**Work instructions:**
Copy out each line that mentions the word "content".

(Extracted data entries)

● ● ● ● ●

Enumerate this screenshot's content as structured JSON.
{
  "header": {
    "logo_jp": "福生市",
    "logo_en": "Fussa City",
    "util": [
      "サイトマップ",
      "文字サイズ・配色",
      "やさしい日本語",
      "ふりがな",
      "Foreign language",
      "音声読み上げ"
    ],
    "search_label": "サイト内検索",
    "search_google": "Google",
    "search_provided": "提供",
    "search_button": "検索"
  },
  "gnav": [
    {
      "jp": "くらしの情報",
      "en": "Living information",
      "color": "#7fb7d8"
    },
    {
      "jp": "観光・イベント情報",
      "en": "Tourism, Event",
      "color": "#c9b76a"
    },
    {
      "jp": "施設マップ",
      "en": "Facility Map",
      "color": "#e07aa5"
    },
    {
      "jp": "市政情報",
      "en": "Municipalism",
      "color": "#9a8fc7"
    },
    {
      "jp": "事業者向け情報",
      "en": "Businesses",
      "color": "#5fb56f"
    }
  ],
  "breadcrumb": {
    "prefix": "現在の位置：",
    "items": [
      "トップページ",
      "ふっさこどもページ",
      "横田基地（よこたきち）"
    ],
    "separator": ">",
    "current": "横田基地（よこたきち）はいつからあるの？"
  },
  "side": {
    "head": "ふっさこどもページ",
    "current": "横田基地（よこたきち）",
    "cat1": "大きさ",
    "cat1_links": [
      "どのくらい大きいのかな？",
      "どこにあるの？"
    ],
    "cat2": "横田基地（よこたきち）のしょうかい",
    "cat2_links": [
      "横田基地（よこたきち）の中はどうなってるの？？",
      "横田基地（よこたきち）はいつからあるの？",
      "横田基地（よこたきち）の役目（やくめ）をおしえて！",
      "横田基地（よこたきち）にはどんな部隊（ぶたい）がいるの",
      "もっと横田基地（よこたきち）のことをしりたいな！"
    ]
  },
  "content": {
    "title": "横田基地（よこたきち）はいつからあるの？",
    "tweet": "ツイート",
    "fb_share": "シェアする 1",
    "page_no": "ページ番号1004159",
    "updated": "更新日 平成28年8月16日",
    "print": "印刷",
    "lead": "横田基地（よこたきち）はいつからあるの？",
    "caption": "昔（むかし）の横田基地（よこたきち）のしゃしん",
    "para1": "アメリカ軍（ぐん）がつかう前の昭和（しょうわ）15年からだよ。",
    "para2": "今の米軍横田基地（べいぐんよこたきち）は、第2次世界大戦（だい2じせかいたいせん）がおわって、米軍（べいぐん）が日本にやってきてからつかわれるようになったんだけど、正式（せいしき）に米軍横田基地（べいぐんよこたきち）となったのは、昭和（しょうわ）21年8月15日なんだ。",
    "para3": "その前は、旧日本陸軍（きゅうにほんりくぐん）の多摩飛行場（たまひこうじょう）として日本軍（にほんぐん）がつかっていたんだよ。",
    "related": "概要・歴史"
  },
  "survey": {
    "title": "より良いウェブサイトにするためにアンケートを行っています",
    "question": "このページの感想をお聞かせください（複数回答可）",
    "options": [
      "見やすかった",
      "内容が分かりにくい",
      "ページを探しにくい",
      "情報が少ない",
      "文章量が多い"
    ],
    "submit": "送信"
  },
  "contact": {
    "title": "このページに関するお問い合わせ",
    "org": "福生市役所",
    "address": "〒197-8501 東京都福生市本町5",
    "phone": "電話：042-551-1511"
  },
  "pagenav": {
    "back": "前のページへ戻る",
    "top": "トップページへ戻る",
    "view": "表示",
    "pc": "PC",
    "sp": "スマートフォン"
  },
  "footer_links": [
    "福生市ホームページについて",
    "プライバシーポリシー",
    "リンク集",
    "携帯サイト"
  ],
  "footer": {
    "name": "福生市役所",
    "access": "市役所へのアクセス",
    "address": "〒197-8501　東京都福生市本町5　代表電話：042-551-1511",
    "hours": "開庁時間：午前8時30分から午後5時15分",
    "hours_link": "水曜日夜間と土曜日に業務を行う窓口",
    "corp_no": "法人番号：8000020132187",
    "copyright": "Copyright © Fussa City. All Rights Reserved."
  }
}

● ● ● ● ●

**Task answer:**
Enumerate this screenshot's content as structured JSON.
  "content": {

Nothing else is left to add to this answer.